Goal of the exercise: Copy every record exactly, and keep the pictures out.
━━━ Supplied data
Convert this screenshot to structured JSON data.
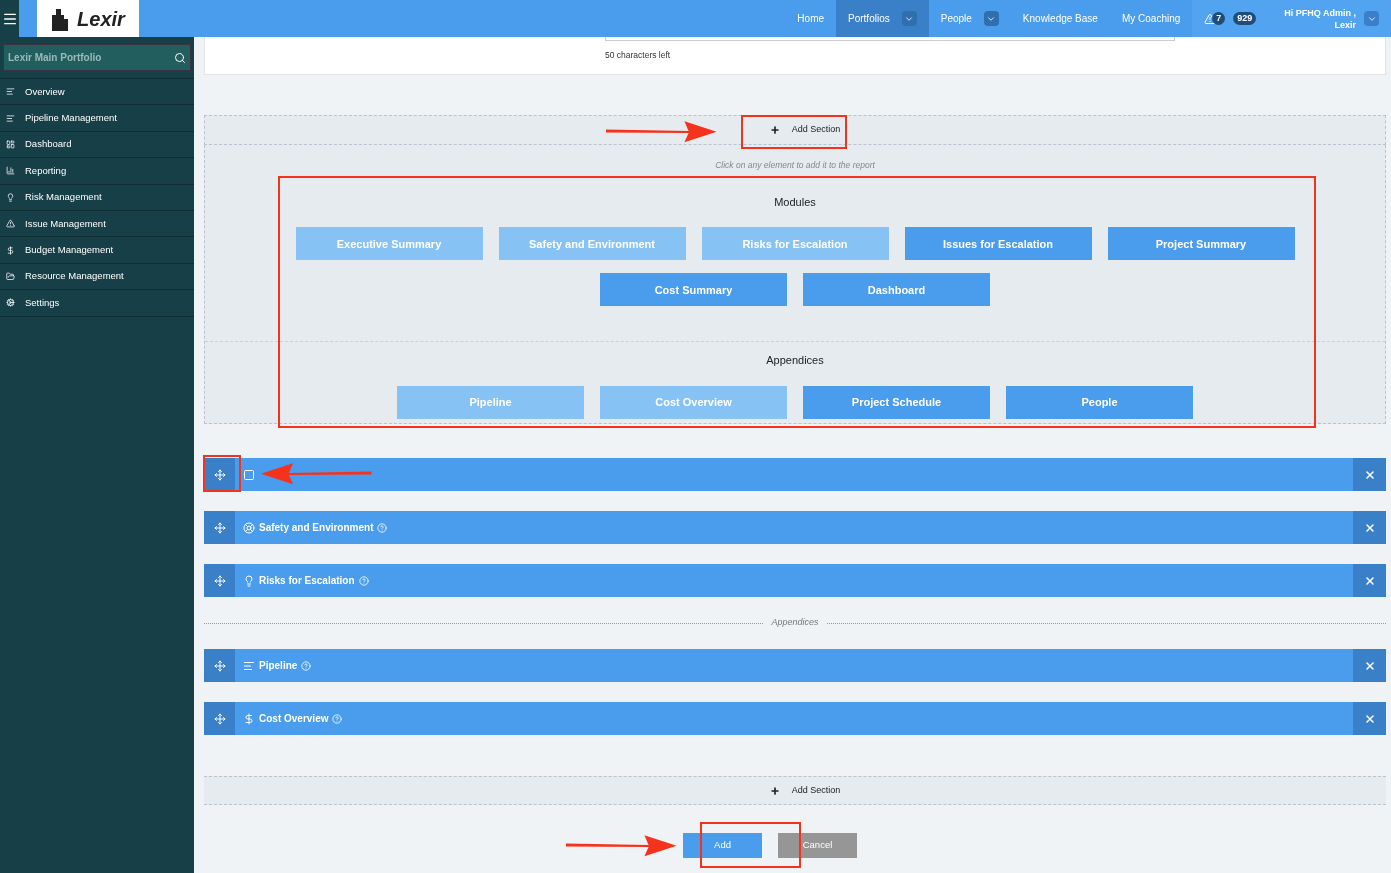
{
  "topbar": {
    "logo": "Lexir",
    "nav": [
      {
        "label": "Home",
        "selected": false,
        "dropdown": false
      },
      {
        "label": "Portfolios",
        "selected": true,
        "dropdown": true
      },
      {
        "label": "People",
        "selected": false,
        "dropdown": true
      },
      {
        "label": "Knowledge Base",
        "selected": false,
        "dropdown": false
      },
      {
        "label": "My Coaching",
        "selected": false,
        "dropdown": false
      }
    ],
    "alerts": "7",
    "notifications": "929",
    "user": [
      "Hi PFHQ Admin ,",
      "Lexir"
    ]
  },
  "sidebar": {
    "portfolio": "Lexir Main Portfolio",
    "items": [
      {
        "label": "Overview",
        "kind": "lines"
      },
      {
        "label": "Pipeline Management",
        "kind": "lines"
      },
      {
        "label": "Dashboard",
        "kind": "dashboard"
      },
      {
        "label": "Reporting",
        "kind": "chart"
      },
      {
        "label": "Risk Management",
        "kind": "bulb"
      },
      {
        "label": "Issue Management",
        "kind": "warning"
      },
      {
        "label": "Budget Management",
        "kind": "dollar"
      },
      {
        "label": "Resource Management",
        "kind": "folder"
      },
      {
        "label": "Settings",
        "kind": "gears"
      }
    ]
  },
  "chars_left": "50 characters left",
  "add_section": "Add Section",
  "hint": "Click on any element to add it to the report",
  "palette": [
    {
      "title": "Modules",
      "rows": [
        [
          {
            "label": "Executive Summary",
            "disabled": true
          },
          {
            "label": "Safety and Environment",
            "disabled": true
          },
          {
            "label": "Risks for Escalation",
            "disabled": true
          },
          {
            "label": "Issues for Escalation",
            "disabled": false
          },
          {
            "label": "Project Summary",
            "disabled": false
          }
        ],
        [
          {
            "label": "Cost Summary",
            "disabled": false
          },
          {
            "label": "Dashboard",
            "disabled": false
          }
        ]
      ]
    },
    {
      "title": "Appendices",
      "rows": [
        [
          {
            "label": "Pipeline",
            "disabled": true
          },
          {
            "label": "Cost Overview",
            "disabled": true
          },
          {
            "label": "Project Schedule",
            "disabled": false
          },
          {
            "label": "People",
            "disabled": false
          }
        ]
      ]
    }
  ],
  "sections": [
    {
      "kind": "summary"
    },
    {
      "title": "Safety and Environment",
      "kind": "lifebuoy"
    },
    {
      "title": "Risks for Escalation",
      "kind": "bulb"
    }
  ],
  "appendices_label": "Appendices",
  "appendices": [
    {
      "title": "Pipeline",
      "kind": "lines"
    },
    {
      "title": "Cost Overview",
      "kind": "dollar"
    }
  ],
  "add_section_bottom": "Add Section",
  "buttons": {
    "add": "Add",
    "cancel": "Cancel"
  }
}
━━━━━━
Exercise response:
Convert this screenshot to structured JSON data.
{
  "topbar": {
    "logo": "Lexir",
    "nav": [
      {
        "label": "Home",
        "selected": false,
        "dropdown": false
      },
      {
        "label": "Portfolios",
        "selected": true,
        "dropdown": true
      },
      {
        "label": "People",
        "selected": false,
        "dropdown": true
      },
      {
        "label": "Knowledge Base",
        "selected": false,
        "dropdown": false
      },
      {
        "label": "My Coaching",
        "selected": false,
        "dropdown": false
      }
    ],
    "alerts": "7",
    "notifications": "929",
    "user": [
      "Hi PFHQ Admin ,",
      "Lexir"
    ]
  },
  "sidebar": {
    "portfolio": "Lexir Main Portfolio",
    "items": [
      {
        "label": "Overview",
        "kind": "lines"
      },
      {
        "label": "Pipeline Management",
        "kind": "lines"
      },
      {
        "label": "Dashboard",
        "kind": "dashboard"
      },
      {
        "label": "Reporting",
        "kind": "chart"
      },
      {
        "label": "Risk Management",
        "kind": "bulb"
      },
      {
        "label": "Issue Management",
        "kind": "warning"
      },
      {
        "label": "Budget Management",
        "kind": "dollar"
      },
      {
        "label": "Resource Management",
        "kind": "folder"
      },
      {
        "label": "Settings",
        "kind": "gears"
      }
    ]
  },
  "chars_left": "50 characters left",
  "add_section": "Add Section",
  "hint": "Click on any element to add it to the report",
  "palette": [
    {
      "title": "Modules",
      "rows": [
        [
          {
            "label": "Executive Summary",
            "disabled": true
          },
          {
            "label": "Safety and Environment",
            "disabled": true
          },
          {
            "label": "Risks for Escalation",
            "disabled": true
          },
          {
            "label": "Issues for Escalation",
            "disabled": false
          },
          {
            "label": "Project Summary",
            "disabled": false
          }
        ],
        [
          {
            "label": "Cost Summary",
            "disabled": false
          },
          {
            "label": "Dashboard",
            "disabled": false
          }
        ]
      ]
    },
    {
      "title": "Appendices",
      "rows": [
        [
          {
            "label": "Pipeline",
            "disabled": true
          },
          {
            "label": "Cost Overview",
            "disabled": true
          },
          {
            "label": "Project Schedule",
            "disabled": false
          },
          {
            "label": "People",
            "disabled": false
          }
        ]
      ]
    }
  ],
  "sections": [
    {
      "kind": "summary"
    },
    {
      "title": "Safety and Environment",
      "kind": "lifebuoy"
    },
    {
      "title": "Risks for Escalation",
      "kind": "bulb"
    }
  ],
  "appendices_label": "Appendices",
  "appendices": [
    {
      "title": "Pipeline",
      "kind": "lines"
    },
    {
      "title": "Cost Overview",
      "kind": "dollar"
    }
  ],
  "add_section_bottom": "Add Section",
  "buttons": {
    "add": "Add",
    "cancel": "Cancel"
  }
}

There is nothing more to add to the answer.